DATA FOR THE TASK:
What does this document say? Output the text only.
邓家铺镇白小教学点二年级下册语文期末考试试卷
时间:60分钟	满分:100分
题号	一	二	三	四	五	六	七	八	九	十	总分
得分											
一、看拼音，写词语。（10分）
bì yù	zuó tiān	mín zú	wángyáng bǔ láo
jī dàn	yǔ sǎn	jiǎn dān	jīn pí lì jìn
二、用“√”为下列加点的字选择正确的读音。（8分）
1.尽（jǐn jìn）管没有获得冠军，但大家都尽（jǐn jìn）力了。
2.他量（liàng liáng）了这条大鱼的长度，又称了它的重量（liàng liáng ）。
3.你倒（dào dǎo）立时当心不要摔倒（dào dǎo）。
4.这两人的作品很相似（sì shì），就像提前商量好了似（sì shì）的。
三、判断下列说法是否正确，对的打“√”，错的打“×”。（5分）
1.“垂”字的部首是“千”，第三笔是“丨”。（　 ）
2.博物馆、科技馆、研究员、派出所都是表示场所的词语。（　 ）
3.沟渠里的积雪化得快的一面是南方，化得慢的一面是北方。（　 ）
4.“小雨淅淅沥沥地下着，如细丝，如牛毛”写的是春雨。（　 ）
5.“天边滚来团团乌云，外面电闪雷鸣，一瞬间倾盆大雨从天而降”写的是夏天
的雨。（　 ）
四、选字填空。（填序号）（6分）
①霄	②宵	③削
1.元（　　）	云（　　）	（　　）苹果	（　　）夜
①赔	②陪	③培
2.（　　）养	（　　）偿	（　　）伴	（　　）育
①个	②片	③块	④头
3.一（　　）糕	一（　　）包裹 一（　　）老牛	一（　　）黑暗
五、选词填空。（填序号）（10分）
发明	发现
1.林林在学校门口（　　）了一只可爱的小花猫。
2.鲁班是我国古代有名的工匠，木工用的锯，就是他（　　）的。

STATED TASK:
Copy out the full material exactly as it appears.

FINISHED ANSWER:
What does this document say? Output the text only.
邓家铺镇白小教学点二年级下册语文期末考试试卷
时间:60分钟	满分:100分
题号	一	二	三	四	五	六	七	八	九	十	总分
得分											
一、看拼音，写词语。（10分）
bì yù	zuó tiān	mín zú	wángyáng bǔ láo
jī dàn	yǔ sǎn	jiǎn dān	jīn pí lì jìn
二、用“√”为下列加点的字选择正确的读音。（8分）
1.尽（jǐn jìn）管没有获得冠军，但大家都尽（jǐn jìn）力了。
2.他量（liàng liáng）了这条大鱼的长度，又称了它的重量（liàng liáng ）。
3.你倒（dào dǎo）立时当心不要摔倒（dào dǎo）。
4.这两人的作品很相似（sì shì），就像提前商量好了似（sì shì）的。
三、判断下列说法是否正确，对的打“√”，错的打“×”。（5分）
1.“垂”字的部首是“千”，第三笔是“丨”。（　 ）
2.博物馆、科技馆、研究员、派出所都是表示场所的词语。（　 ）
3.沟渠里的积雪化得快的一面是南方，化得慢的一面是北方。（　 ）
4.“小雨淅淅沥沥地下着，如细丝，如牛毛”写的是春雨。（　 ）
5.“天边滚来团团乌云，外面电闪雷鸣，一瞬间倾盆大雨从天而降”写的是夏天
的雨。（　 ）
四、选字填空。（填序号）（6分）
①霄	②宵	③削
1.元（　　）	云（　　）	（　　）苹果	（　　）夜
①赔	②陪	③培
2.（　　）养	（　　）偿	（　　）伴	（　　）育
①个	②片	③块	④头
3.一（　　）糕	一（　　）包裹 一（　　）老牛	一（　　）黑暗
五、选词填空。（填序号）（10分）
发明	发现
1.林林在学校门口（　　）了一只可爱的小花猫。
2.鲁班是我国古代有名的工匠，木工用的锯，就是他（　　）的。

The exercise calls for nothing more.